[START]

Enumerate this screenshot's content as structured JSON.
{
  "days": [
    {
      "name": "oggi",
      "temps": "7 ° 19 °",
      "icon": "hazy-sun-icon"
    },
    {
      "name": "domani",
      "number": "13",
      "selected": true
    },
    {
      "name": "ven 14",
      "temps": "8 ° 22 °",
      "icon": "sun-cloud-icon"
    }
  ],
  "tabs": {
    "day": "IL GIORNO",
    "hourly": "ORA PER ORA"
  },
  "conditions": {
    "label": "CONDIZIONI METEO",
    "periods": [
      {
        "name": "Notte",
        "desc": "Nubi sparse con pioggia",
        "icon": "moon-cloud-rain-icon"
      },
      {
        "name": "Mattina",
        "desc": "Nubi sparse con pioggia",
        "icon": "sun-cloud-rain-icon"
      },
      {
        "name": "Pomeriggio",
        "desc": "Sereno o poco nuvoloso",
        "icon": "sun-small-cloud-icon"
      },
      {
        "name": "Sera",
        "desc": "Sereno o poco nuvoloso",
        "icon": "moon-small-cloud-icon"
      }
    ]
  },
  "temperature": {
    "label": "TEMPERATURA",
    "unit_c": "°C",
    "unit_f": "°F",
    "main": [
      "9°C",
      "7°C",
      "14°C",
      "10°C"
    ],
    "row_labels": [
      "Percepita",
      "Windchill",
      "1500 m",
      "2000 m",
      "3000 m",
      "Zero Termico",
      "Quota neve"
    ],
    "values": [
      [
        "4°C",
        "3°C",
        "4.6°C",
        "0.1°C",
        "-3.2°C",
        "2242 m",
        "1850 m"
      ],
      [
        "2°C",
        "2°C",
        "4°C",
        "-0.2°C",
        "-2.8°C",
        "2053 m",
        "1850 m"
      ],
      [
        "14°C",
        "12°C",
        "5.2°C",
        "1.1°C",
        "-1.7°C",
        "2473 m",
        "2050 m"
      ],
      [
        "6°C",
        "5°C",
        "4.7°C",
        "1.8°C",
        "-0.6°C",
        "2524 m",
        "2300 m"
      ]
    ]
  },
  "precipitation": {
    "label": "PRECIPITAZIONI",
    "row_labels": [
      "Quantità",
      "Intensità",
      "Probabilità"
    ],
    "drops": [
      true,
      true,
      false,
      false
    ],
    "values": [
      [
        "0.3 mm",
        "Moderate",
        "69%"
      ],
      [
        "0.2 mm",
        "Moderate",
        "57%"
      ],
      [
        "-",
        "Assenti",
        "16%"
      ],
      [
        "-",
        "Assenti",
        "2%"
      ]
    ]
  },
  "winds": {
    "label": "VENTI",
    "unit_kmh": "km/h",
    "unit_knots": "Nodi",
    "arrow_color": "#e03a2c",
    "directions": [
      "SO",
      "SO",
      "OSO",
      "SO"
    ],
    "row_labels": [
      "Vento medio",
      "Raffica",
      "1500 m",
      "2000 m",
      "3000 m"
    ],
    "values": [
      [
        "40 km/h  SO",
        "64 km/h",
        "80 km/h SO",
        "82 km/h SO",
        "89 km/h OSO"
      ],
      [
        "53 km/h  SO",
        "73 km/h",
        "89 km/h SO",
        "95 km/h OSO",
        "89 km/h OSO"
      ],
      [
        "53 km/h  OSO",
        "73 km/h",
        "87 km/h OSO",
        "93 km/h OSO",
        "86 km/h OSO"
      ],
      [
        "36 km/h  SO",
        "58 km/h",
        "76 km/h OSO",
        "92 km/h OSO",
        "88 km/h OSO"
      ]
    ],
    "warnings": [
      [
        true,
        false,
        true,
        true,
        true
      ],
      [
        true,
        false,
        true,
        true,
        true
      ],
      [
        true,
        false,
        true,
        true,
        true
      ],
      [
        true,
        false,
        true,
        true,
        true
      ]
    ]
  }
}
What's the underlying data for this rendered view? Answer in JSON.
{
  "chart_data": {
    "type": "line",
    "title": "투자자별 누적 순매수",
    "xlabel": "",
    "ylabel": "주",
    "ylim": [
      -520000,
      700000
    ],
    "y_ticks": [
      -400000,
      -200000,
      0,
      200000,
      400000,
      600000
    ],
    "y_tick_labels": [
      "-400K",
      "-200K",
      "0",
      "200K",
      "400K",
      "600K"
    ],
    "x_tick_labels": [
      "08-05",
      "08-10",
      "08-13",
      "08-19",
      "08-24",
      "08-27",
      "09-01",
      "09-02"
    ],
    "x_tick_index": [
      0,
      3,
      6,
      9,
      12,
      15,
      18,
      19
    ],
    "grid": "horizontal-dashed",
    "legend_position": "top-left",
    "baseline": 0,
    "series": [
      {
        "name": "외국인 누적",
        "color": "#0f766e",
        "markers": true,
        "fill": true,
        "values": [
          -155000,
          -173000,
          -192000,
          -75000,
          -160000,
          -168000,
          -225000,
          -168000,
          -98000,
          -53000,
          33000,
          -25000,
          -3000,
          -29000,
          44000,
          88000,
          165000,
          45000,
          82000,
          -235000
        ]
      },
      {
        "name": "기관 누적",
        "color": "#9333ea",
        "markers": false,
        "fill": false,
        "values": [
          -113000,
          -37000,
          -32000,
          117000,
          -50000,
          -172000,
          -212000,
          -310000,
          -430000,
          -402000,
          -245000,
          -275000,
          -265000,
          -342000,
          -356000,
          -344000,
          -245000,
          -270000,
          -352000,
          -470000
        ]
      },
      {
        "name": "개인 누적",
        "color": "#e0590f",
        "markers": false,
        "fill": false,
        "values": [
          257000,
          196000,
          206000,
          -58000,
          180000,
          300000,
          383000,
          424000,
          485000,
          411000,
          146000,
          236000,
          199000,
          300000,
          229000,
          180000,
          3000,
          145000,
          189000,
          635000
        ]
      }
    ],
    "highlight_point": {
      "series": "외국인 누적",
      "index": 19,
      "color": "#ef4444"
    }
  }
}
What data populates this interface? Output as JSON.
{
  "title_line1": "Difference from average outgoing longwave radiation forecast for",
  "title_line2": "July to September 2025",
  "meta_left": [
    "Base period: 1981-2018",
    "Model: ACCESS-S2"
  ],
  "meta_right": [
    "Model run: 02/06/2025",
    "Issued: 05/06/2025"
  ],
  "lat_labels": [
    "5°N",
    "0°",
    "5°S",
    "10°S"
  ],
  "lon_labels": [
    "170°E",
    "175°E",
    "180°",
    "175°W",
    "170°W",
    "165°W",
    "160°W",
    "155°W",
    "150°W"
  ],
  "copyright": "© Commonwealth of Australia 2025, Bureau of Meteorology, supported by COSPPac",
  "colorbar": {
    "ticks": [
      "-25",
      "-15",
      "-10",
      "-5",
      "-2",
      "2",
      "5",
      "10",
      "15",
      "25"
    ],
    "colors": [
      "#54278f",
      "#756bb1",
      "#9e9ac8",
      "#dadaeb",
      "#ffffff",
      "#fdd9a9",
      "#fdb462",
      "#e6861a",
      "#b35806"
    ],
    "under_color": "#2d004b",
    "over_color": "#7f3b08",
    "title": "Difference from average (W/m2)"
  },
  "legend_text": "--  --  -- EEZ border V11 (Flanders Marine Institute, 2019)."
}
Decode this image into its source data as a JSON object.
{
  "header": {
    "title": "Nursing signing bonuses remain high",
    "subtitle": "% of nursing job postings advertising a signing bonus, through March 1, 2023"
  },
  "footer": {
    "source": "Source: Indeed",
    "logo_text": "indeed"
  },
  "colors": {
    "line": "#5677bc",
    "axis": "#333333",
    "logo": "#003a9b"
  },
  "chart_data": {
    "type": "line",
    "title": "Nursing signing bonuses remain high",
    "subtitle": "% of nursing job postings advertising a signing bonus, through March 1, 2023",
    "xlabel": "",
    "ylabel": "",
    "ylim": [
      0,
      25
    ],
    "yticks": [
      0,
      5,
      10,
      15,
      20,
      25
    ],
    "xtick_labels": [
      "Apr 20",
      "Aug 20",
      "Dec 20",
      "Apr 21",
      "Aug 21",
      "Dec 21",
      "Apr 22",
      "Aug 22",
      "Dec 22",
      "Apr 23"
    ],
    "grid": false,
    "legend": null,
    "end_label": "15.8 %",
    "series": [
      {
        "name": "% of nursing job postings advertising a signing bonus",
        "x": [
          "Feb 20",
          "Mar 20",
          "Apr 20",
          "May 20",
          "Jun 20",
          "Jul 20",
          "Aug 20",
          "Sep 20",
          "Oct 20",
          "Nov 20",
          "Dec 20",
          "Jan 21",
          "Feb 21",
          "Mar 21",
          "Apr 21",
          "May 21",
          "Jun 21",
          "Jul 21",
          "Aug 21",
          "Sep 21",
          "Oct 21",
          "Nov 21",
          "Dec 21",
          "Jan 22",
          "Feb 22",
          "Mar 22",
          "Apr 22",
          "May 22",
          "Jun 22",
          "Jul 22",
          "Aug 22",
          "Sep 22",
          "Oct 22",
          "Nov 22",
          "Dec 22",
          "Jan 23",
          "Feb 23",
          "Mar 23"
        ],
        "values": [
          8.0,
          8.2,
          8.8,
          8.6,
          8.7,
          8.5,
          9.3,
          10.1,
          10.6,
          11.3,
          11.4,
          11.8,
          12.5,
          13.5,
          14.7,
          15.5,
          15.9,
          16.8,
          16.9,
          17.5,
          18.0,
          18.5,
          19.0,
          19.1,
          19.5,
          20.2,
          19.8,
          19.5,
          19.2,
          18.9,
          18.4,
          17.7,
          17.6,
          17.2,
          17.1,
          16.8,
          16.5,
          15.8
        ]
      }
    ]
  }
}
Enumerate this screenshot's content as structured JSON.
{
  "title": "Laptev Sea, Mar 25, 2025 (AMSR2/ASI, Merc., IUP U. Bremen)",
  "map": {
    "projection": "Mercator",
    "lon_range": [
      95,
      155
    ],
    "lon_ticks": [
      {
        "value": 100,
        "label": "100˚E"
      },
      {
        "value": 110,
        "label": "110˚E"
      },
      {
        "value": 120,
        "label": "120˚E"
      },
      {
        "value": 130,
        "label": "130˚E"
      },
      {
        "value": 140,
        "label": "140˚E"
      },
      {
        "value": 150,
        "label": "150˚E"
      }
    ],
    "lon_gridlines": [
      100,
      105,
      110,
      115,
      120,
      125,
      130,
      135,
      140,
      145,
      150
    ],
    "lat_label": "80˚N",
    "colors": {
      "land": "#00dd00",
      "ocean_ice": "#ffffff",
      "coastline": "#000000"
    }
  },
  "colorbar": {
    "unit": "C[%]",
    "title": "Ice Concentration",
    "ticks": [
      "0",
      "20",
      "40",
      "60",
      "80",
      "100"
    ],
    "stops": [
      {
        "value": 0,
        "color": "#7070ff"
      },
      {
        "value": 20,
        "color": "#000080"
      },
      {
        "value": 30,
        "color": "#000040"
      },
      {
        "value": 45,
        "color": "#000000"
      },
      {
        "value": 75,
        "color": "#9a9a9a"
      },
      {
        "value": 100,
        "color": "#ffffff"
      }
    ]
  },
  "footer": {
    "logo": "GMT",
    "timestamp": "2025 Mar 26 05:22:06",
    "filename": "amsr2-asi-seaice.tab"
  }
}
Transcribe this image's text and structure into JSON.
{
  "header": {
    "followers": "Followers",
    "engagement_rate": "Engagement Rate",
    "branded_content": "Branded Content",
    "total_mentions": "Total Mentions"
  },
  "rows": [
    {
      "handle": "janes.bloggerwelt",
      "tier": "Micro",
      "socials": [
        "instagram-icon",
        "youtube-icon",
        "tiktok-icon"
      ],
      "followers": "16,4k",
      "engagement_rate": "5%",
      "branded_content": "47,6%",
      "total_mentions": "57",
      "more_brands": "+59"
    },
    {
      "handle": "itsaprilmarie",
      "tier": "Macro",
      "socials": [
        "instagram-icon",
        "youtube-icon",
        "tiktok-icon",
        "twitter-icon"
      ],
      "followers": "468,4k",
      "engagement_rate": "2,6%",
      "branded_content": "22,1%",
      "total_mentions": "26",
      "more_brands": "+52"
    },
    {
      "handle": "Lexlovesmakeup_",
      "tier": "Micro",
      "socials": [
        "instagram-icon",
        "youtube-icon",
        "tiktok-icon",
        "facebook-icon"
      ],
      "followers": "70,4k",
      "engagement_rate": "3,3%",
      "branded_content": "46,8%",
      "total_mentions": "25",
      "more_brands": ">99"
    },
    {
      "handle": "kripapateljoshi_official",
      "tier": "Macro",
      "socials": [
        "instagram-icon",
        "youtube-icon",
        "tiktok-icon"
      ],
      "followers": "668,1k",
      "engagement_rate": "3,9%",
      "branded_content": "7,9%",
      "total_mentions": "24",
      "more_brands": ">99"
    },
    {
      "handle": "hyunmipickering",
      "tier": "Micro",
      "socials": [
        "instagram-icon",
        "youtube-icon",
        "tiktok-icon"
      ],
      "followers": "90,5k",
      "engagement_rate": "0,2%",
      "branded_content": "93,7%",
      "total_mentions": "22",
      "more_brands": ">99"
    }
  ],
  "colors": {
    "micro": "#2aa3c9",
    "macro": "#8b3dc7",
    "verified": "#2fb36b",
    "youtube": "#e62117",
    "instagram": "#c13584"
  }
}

[END]

• **STATED TASK**:
Only the lines from the one that contains "Transcribe this image's" to the end of the data should be output, exactly as they appear.

• **FULL ANSWER**:
Transcribe this image's text and structure into JSON.
{
  "header": {
    "followers": "Followers",
    "engagement_rate": "Engagement Rate",
    "branded_content": "Branded Content",
    "total_mentions": "Total Mentions"
  },
  "rows": [
    {
      "handle": "janes.bloggerwelt",
      "tier": "Micro",
      "socials": [
        "instagram-icon",
        "youtube-icon",
        "tiktok-icon"
      ],
      "followers": "16,4k",
      "engagement_rate": "5%",
      "branded_content": "47,6%",
      "total_mentions": "57",
      "more_brands": "+59"
    },
    {
      "handle": "itsaprilmarie",
      "tier": "Macro",
      "socials": [
        "instagram-icon",
        "youtube-icon",
        "tiktok-icon",
        "twitter-icon"
      ],
      "followers": "468,4k",
      "engagement_rate": "2,6%",
      "branded_content": "22,1%",
      "total_mentions": "26",
      "more_brands": "+52"
    },
    {
      "handle": "Lexlovesmakeup_",
      "tier": "Micro",
      "socials": [
        "instagram-icon",
        "youtube-icon",
        "tiktok-icon",
        "facebook-icon"
      ],
      "followers": "70,4k",
      "engagement_rate": "3,3%",
      "branded_content": "46,8%",
      "total_mentions": "25",
      "more_brands": ">99"
    },
    {
      "handle": "kripapateljoshi_official",
      "tier": "Macro",
      "socials": [
        "instagram-icon",
        "youtube-icon",
        "tiktok-icon"
      ],
      "followers": "668,1k",
      "engagement_rate": "3,9%",
      "branded_content": "7,9%",
      "total_mentions": "24",
      "more_brands": ">99"
    },
    {
      "handle": "hyunmipickering",
      "tier": "Micro",
      "socials": [
        "instagram-icon",
        "youtube-icon",
        "tiktok-icon"
      ],
      "followers": "90,5k",
      "engagement_rate": "0,2%",
      "branded_content": "93,7%",
      "total_mentions": "22",
      "more_brands": ">99"
    }
  ],
  "colors": {
    "micro": "#2aa3c9",
    "macro": "#8b3dc7",
    "verified": "#2fb36b",
    "youtube": "#e62117",
    "instagram": "#c13584"
  }
}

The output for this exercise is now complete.